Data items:
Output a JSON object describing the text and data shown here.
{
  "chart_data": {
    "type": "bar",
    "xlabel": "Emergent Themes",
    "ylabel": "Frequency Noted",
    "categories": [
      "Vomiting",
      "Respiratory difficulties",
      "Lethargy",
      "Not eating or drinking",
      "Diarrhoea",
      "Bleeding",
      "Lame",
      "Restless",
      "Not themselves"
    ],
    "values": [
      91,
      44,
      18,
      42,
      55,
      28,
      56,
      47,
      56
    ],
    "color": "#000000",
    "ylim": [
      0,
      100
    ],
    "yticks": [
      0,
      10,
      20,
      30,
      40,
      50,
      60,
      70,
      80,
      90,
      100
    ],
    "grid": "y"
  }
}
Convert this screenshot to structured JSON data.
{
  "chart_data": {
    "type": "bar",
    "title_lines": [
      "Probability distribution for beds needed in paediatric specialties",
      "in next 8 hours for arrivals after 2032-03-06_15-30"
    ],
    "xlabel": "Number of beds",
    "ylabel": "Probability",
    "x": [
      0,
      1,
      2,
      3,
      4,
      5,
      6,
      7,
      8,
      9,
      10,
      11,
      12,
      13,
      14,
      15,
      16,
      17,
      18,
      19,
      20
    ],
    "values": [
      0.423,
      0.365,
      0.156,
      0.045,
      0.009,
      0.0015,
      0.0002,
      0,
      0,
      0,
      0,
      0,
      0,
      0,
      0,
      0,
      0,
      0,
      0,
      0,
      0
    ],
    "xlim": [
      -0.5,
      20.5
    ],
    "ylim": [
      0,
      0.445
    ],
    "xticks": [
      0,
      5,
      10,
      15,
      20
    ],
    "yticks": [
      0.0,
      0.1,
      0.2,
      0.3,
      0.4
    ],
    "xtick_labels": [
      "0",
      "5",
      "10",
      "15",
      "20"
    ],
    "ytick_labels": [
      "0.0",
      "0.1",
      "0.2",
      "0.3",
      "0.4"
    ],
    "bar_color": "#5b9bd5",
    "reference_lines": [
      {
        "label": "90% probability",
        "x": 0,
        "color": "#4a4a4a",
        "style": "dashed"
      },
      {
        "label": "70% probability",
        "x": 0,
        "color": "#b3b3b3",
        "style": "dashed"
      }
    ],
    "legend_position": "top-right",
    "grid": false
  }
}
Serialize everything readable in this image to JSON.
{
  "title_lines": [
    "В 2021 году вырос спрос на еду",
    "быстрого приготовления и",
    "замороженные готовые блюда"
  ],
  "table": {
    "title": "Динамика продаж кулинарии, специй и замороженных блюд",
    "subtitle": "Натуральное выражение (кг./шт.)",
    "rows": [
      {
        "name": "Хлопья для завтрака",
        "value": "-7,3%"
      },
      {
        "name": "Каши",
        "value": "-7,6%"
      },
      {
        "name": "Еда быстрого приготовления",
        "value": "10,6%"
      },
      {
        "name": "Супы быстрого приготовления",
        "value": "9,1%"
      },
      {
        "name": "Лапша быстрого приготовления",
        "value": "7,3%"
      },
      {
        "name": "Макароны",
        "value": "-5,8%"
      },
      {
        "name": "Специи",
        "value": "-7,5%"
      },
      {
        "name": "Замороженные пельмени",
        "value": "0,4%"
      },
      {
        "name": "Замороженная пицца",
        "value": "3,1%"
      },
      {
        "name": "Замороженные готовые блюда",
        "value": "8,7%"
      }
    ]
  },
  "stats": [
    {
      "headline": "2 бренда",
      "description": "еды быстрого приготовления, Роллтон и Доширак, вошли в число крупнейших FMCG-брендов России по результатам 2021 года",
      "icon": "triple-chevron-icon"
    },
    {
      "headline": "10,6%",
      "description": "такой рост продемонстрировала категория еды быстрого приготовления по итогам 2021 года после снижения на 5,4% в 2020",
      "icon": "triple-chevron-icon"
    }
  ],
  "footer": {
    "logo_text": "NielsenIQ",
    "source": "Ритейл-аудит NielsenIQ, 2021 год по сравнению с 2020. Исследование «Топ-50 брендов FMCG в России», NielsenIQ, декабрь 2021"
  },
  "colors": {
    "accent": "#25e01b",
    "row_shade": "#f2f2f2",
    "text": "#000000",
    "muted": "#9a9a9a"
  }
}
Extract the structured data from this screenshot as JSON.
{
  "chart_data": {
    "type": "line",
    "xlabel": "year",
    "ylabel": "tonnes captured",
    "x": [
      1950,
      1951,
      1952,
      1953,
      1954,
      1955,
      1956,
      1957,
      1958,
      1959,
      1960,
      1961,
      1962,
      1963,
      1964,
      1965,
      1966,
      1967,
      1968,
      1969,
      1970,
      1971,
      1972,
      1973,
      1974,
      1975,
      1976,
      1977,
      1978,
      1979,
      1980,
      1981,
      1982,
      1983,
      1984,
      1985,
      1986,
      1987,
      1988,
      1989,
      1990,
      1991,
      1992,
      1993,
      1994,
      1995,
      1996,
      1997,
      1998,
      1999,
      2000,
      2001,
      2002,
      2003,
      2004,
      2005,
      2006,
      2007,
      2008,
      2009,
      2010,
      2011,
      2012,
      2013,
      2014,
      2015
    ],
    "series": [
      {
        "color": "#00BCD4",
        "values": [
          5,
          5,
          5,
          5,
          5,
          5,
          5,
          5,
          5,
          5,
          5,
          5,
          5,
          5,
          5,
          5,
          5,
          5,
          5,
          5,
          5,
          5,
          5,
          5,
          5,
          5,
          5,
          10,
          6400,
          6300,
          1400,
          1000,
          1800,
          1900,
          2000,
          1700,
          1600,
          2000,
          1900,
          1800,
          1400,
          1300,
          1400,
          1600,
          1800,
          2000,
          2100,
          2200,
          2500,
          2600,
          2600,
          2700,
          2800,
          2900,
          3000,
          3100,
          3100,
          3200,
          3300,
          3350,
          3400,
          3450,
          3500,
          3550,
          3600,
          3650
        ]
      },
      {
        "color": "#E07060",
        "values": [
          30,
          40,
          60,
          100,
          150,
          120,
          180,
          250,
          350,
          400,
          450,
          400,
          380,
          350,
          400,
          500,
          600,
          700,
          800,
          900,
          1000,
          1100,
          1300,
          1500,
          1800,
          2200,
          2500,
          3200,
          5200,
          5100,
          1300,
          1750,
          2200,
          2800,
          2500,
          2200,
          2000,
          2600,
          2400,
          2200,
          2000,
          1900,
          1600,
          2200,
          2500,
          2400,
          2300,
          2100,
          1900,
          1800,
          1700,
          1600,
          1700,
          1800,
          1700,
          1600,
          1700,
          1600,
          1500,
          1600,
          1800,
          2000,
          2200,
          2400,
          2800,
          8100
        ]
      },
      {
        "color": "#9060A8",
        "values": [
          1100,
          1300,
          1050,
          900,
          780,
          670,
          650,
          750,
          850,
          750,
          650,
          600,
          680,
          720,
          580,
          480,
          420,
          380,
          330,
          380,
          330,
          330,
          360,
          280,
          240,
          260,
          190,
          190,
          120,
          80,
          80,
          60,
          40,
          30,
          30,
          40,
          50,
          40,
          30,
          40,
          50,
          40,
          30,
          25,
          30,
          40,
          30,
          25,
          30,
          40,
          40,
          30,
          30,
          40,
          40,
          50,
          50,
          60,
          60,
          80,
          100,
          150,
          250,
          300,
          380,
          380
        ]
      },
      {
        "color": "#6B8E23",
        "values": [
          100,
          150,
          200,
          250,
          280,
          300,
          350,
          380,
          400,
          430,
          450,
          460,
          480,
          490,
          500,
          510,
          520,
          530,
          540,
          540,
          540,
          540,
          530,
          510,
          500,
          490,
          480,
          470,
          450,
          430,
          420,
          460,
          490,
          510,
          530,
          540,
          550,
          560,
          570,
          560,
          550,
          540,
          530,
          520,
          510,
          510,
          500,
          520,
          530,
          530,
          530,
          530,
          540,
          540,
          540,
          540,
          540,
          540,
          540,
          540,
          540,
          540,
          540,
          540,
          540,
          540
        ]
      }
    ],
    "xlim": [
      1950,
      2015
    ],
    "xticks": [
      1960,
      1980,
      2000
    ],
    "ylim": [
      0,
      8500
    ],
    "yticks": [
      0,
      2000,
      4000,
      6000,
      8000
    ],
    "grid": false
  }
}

_Set task:_ From the data above, copy each line that has the string "быстрого".

_The result:_
    "быстрого приготовления и",
        "name": "Еда быстрого приготовления",
        "name": "Супы быстрого приготовления",
        "name": "Лапша быстрого приготовления",
      "description": "еды быстрого приготовления, Роллтон и Доширак, вошли в число крупнейших FMCG-брендов России по результатам 2021 года",
      "description": "такой рост продемонстрировала категория еды быстрого приготовления по итогам 2021 года после снижения на 5,4% в 2020",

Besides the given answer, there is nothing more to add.